→ **Brief**
Extract all lines that hold "cutanei" from the records below.

→ **Data provided**
------------------------------------------------
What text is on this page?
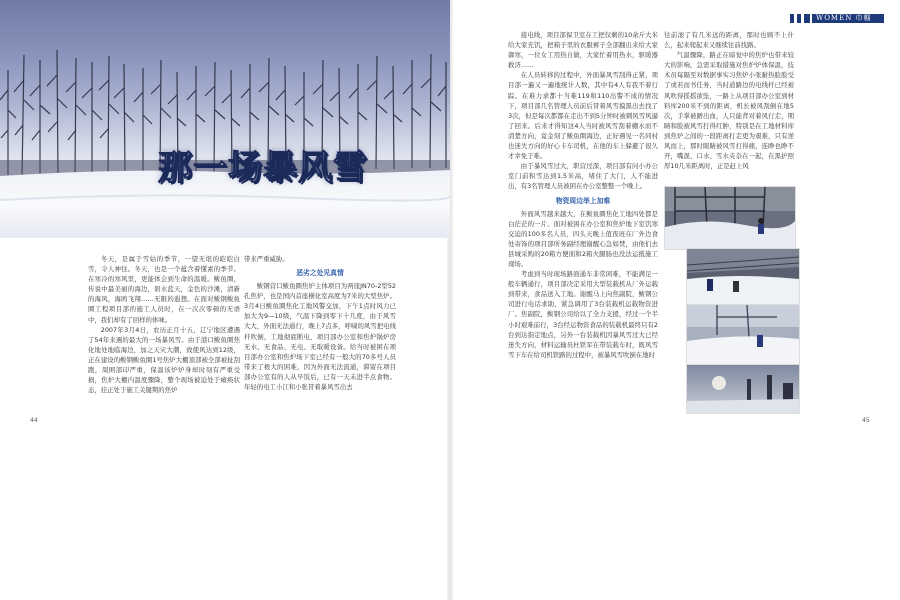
那一场暴风雪

冬天，是属于雪姑的季节，一望无垠的皑皑白雪，令人神往。冬天，也是一个蕴含着懂素的季节。在寒冷的寒风里，更能体会到生命的温暖。鲅鱼圈，传说中最美丽的海边，碧水蓝天，金色的沙滩，清新的海风，海鸥飞翔……无限的遐想。在面对鲅钢鲅鱼圈工程项目部的施工人员时，在一次次零顿的无语中，我们却有了回样的体味。

2007年3月4日，农历正月十五，辽宁地区遭遇了54年来遇的最大的一场暴风雪。由于港口鲅鱼圈焦化地处地临海边，加之天灾大潮，致使风达到12级，正在建设的鲅钢鲅鱼圈1号焦炉大棚顶部被全部被扯刮跑，周围部印严重，保温该炉炉身却时刻有严重受损，焦炉大棚内温度骤降，整个现场被迫处于瘫痪状态，挂正处于施工关键期的焦炉

带来严重威胁。

恶劣之处见真情

鲅钢营口鲅鱼圈焦炉主体项目为两座JN70-2型52孔焦炉，也是国内首座横化室高度为7米的大型焦炉。3月4日鲅鱼圈焦化工地风警交加，下午1点时风力已加大为9—10级，气温下降到零下十几度，由于风雪大大，外面无法通行，晚上7点多，呼啸的风雪把电线杆吹倒，工地彻底断电，项目部办公室和焦炉锅炉房无水、无食品、无电、无取暖设备。给当时被困在项目部办公室和焦炉场下室已经有一般大的70多号人员带来了极大的困难，因为外面无法流通，滞留在项目部办公室有的人从早饭后，已有一天未进半点食物。年轻的电工小江和小张冒着暴风雪出去

44
WOMEN 巾帼

接电线，项目部保卫室在工把仅剩的10余斤大米给大家充饥，把箱子里的衣服裤子全部翻出来给大家御寒，一位女工用热自做，大家忙着用热水，驱暖器救济……

在人员转移的过程中，外面暴风雪刮得正紧，项目部一遍又一遍地统计人数，其中有4人有我不着行踪。在难力求都十当难119和110出警不成的情况下，项目部几名管理人员前后冒着风雪摸黑出去找了3次，但是每次都都在走出不到5分钟时被刺风雪风逼了回来。后来才得知这4人当时被风雪刮着棚水而不清楚方向，竟金刻了鲅鱼圈海边，正好遇见一名同村也迷失方向的好心卡车司机，在他的车上躲避了很久才幸免于难。

由于暴风雪过大，职营过深，项目部有问小办公室门前积雪达到1.5米高，堵住了大门，人不能进出，有3名管理人员被困在办公室整整一个晚上。

物资周边举上加难

外面风雪越来越大，在鲅鱼圈焦化工地四处都是白茫茫的一片。面对被困在办公室和焦炉地下室饥寒交迫的100多名人员，四头天晚上值夜班在厂外边食处寄饰的项目部所务副经理谢醒心急如焚，由他们去县城采购的20箱方便面和2箱火腿肠也没法运抵施工现场。

考虑到当时现场路面通车非常困难，不能满足一般车辆通行，项目部决定采用大型装载机从厂外运载到带来，食品送入工地。谢醒马上向焦副院，鲅钢公司进行电话求助，紧急调用了3台装载机运载物资进厂。焦副院，鲅钢公司给以了全力支援，经过一个半小时艰难前行，3台经运物资食品的装载机最终只有2台到达指定地点，另外一台装载机因暴风雪过大已经迷失方向，材料运输员杜铁军在带装载车时，既风雪雪下车在给司机铁路的过程中，被暴风雪吹倒在地时

往前滚了有几米远的距离，那时也顾不上什么，起来爬起来又继续往前找路。

气温骤降，路正在暗觉中的焦炉也带来较大的影响，急需采取措施对焦炉炉体保温，技术员每隔至对数据事实习焦炉小张耐热脸脸受了或若而书任务，当时道路边的电线杆已经被风吹得摇摇欲坠，一路上从项目部办公室到材料库200米不到的距离，机长被风刮倒在地5次，手掌被蹭出血，人只能背对着风行走，期睛和脸被风雪打得红肿，特别是在工地材料库到焦炉之间的一段距离打走更为艰难，只有逆风而上，那时眼睛被风雪打得痛，连睁也睁不开，嘴混、口水、雪水夹杂在一起，在黑护照厚10几米距离时，正是赶上风

45
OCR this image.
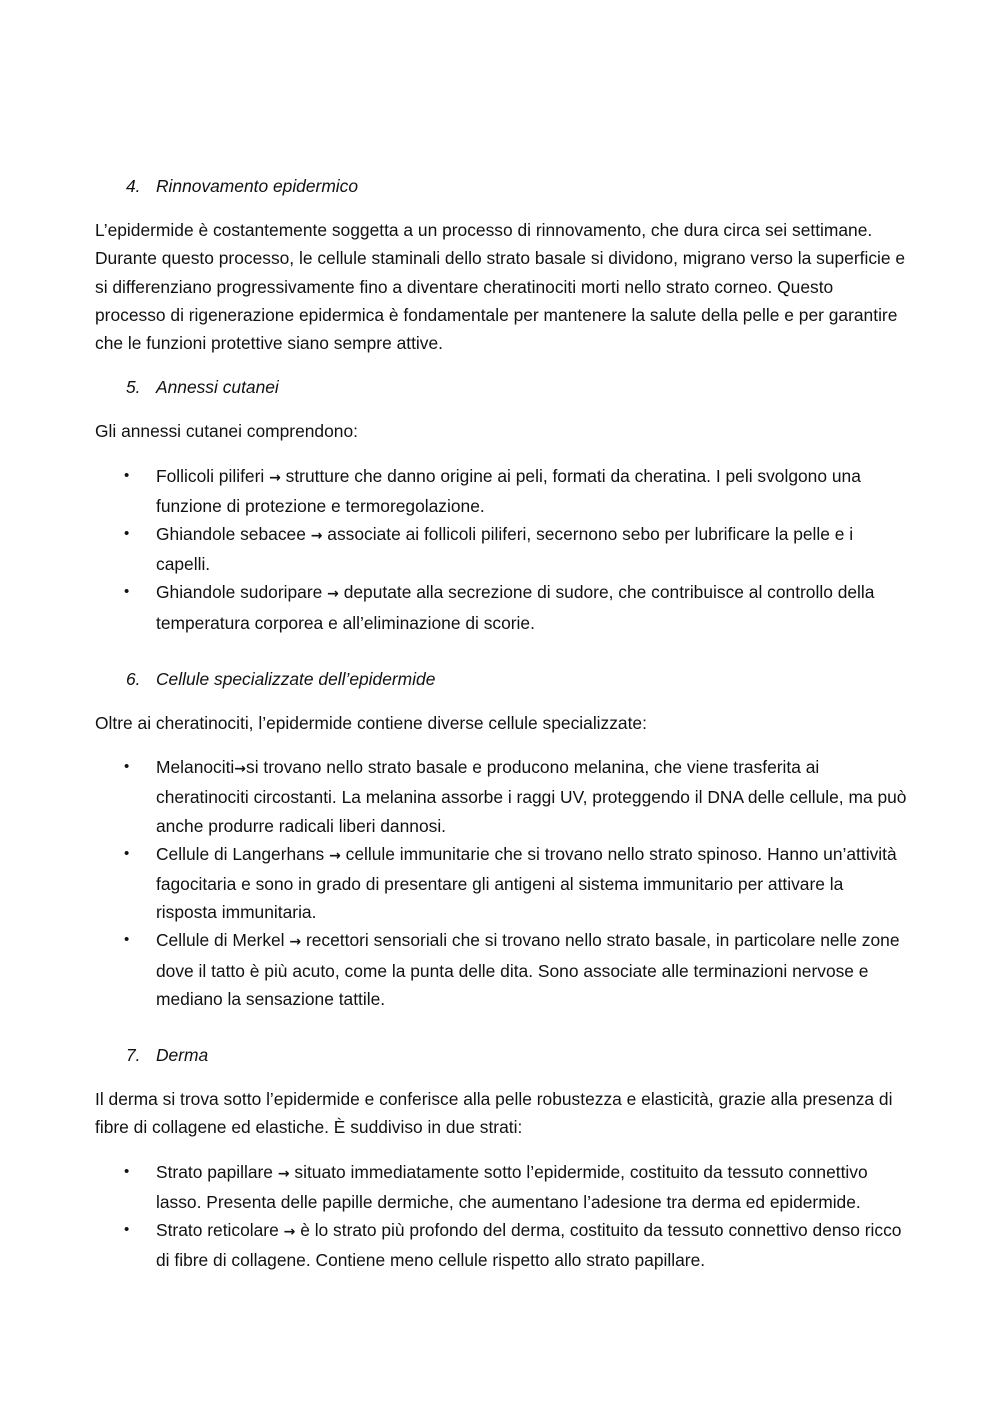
4. Rinnovamento epidermico

L’epidermide è costantemente soggetta a un processo di rinnovamento, che dura circa sei settimane. Durante questo processo, le cellule staminali dello strato basale si dividono, migrano verso la superficie e si differenziano progressivamente fino a diventare cheratinociti morti nello strato corneo. Questo processo di rigenerazione epidermica è fondamentale per mantenere la salute della pelle e per garantire che le funzioni protettive siano sempre attive.

5. Annessi cutanei

Gli annessi cutanei comprendono:

• Follicoli piliferi → strutture che danno origine ai peli, formati da cheratina. I peli svolgono una funzione di protezione e termoregolazione.
• Ghiandole sebacee → associate ai follicoli piliferi, secernono sebo per lubrificare la pelle e i capelli.
• Ghiandole sudoripare → deputate alla secrezione di sudore, che contribuisce al controllo della temperatura corporea e all’eliminazione di scorie.
6. Cellule specializzate dell’epidermide

Oltre ai cheratinociti, l’epidermide contiene diverse cellule specializzate:

• Melanociti→si trovano nello strato basale e producono melanina, che viene trasferita ai cheratinociti circostanti. La melanina assorbe i raggi UV, proteggendo il DNA delle cellule, ma può anche produrre radicali liberi dannosi.
• Cellule di Langerhans → cellule immunitarie che si trovano nello strato spinoso. Hanno un’attività fagocitaria e sono in grado di presentare gli antigeni al sistema immunitario per attivare la risposta immunitaria.
• Cellule di Merkel → recettori sensoriali che si trovano nello strato basale, in particolare nelle zone dove il tatto è più acuto, come la punta delle dita. Sono associate alle terminazioni nervose e mediano la sensazione tattile.
7. Derma

Il derma si trova sotto l’epidermide e conferisce alla pelle robustezza e elasticità, grazie alla presenza di fibre di collagene ed elastiche. È suddiviso in due strati:

• Strato papillare → situato immediatamente sotto l’epidermide, costituito da tessuto connettivo lasso. Presenta delle papille dermiche, che aumentano l’adesione tra derma ed epidermide.
• Strato reticolare → è lo strato più profondo del derma, costituito da tessuto connettivo denso ricco di fibre di collagene. Contiene meno cellule rispetto allo strato papillare.
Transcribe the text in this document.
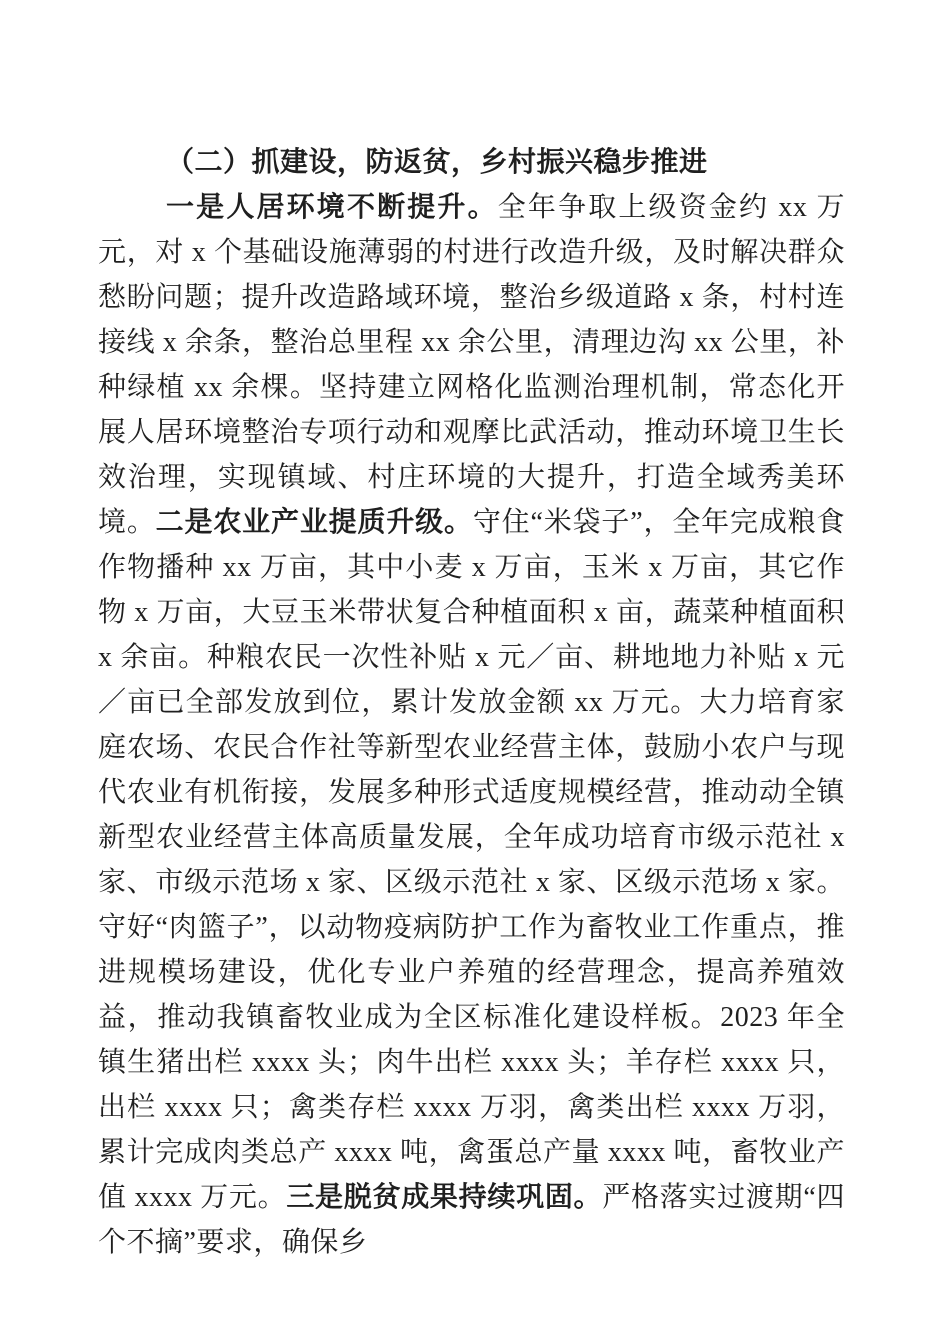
（二）抓建设，防返贫，乡村振兴稳步推进

一是人居环境不断提升。全年争取上级资金约 xx 万元，对 x 个基础设施薄弱的村进行改造升级，及时解决群众愁盼问题；提升改造路域环境，整治乡级道路 x 条，村村连接线 x 余条，整治总里程 xx 余公里，清理边沟 xx 公里，补种绿植 xx 余棵。坚持建立网格化监测治理机制，常态化开展人居环境整治专项行动和观摩比武活动，推动环境卫生长效治理，实现镇域、村庄环境的大提升，打造全域秀美环境。二是农业产业提质升级。守住“米袋子”，全年完成粮食作物播种 xx 万亩，其中小麦 x 万亩，玉米 x 万亩，其它作物 x 万亩，大豆玉米带状复合种植面积 x 亩，蔬菜种植面积 x 余亩。种粮农民一次性补贴 x 元／亩、耕地地力补贴 x 元／亩已全部发放到位，累计发放金额 xx 万元。大力培育家庭农场、农民合作社等新型农业经营主体，鼓励小农户与现代农业有机衔接，发展多种形式适度规模经营，推动动全镇新型农业经营主体高质量发展，全年成功培育市级示范社 x 家、市级示范场 x 家、区级示范社 x 家、区级示范场 x 家。守好“肉篮子”，以动物疫病防护工作为畜牧业工作重点，推进规模场建设，优化专业户养殖的经营理念，提高养殖效益，推动我镇畜牧业成为全区标准化建设样板。2023 年全镇生猪出栏 xxxx 头；肉牛出栏 xxxx 头；羊存栏 xxxx 只，出栏 xxxx 只；禽类存栏 xxxx 万羽，禽类出栏 xxxx 万羽，累计完成肉类总产 xxxx 吨，禽蛋总产量 xxxx 吨，畜牧业产值 xxxx 万元。三是脱贫成果持续巩固。严格落实过渡期“四个不摘”要求，确保乡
------------------------------------------------
→ **Expected output**
5. Annessi cutanei
Gli annessi cutanei comprendono:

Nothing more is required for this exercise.